▸ Exercise description
Your task is to print the material below exactly as presented.

Dataset items:
━━━━━━━━━━━━━━━━━━━━

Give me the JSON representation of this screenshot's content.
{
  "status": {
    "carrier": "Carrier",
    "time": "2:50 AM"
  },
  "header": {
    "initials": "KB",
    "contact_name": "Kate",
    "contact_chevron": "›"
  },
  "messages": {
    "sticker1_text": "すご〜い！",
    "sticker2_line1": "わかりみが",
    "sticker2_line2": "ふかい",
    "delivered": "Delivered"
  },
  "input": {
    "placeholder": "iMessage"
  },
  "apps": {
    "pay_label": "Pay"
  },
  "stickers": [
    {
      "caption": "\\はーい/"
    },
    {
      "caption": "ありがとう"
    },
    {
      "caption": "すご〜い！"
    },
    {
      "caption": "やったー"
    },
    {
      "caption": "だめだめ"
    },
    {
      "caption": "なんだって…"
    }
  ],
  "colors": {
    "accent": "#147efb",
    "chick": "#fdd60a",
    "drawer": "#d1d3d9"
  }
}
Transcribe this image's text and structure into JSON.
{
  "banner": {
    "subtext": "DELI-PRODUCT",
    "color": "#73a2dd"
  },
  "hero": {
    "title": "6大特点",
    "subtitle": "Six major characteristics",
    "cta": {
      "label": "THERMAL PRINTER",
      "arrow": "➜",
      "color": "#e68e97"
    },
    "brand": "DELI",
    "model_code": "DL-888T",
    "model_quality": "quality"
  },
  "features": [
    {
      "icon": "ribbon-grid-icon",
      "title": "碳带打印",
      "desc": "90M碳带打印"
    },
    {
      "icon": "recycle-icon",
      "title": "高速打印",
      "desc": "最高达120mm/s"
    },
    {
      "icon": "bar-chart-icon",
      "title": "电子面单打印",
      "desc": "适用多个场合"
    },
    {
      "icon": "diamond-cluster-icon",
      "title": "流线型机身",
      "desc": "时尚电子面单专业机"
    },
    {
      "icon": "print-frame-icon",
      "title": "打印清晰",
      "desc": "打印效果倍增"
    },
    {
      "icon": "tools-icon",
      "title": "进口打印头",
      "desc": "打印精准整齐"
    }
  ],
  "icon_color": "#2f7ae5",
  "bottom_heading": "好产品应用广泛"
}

━━━━━━━━━━━━━━━━━━━━

▸ Expected output
Give me the JSON representation of this screenshot's content.
{
  "status": {
    "carrier": "Carrier",
    "time": "2:50 AM"
  },
  "header": {
    "initials": "KB",
    "contact_name": "Kate",
    "contact_chevron": "›"
  },
  "messages": {
    "sticker1_text": "すご〜い！",
    "sticker2_line1": "わかりみが",
    "sticker2_line2": "ふかい",
    "delivered": "Delivered"
  },
  "input": {
    "placeholder": "iMessage"
  },
  "apps": {
    "pay_label": "Pay"
  },
  "stickers": [
    {
      "caption": "\\はーい/"
    },
    {
      "caption": "ありがとう"
    },
    {
      "caption": "すご〜い！"
    },
    {
      "caption": "やったー"
    },
    {
      "caption": "だめだめ"
    },
    {
      "caption": "なんだって…"
    }
  ],
  "colors": {
    "accent": "#147efb",
    "chick": "#fdd60a",
    "drawer": "#d1d3d9"
  }
}
Transcribe this image's text and structure into JSON.
{
  "banner": {
    "subtext": "DELI-PRODUCT",
    "color": "#73a2dd"
  },
  "hero": {
    "title": "6大特点",
    "subtitle": "Six major characteristics",
    "cta": {
      "label": "THERMAL PRINTER",
      "arrow": "➜",
      "color": "#e68e97"
    },
    "brand": "DELI",
    "model_code": "DL-888T",
    "model_quality": "quality"
  },
  "features": [
    {
      "icon": "ribbon-grid-icon",
      "title": "碳带打印",
      "desc": "90M碳带打印"
    },
    {
      "icon": "recycle-icon",
      "title": "高速打印",
      "desc": "最高达120mm/s"
    },
    {
      "icon": "bar-chart-icon",
      "title": "电子面单打印",
      "desc": "适用多个场合"
    },
    {
      "icon": "diamond-cluster-icon",
      "title": "流线型机身",
      "desc": "时尚电子面单专业机"
    },
    {
      "icon": "print-frame-icon",
      "title": "打印清晰",
      "desc": "打印效果倍增"
    },
    {
      "icon": "tools-icon",
      "title": "进口打印头",
      "desc": "打印精准整齐"
    }
  ],
  "icon_color": "#2f7ae5",
  "bottom_heading": "好产品应用广泛"
}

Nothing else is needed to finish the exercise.